[Stored rows]:
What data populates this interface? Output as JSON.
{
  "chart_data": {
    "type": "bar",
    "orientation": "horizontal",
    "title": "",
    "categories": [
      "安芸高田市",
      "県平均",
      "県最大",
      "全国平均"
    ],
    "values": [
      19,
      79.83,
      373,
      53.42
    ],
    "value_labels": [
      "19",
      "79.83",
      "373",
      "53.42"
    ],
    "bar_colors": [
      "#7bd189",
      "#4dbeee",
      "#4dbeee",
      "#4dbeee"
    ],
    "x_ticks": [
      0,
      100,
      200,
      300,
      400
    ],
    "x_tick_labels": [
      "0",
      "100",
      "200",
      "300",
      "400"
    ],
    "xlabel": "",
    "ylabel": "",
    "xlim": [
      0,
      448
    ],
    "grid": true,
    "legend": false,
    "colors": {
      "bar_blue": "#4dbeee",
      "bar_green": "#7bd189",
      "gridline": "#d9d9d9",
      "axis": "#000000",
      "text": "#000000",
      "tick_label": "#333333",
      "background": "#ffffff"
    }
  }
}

[Task prompt]:
Extract every record and return it verbatim.

[Solution to the problem]:
What data populates this interface? Output as JSON.
{
  "chart_data": {
    "type": "bar",
    "orientation": "horizontal",
    "title": "",
    "categories": [
      "安芸高田市",
      "県平均",
      "県最大",
      "全国平均"
    ],
    "values": [
      19,
      79.83,
      373,
      53.42
    ],
    "value_labels": [
      "19",
      "79.83",
      "373",
      "53.42"
    ],
    "bar_colors": [
      "#7bd189",
      "#4dbeee",
      "#4dbeee",
      "#4dbeee"
    ],
    "x_ticks": [
      0,
      100,
      200,
      300,
      400
    ],
    "x_tick_labels": [
      "0",
      "100",
      "200",
      "300",
      "400"
    ],
    "xlabel": "",
    "ylabel": "",
    "xlim": [
      0,
      448
    ],
    "grid": true,
    "legend": false,
    "colors": {
      "bar_blue": "#4dbeee",
      "bar_green": "#7bd189",
      "gridline": "#d9d9d9",
      "axis": "#000000",
      "text": "#000000",
      "tick_label": "#333333",
      "background": "#ffffff"
    }
  }
}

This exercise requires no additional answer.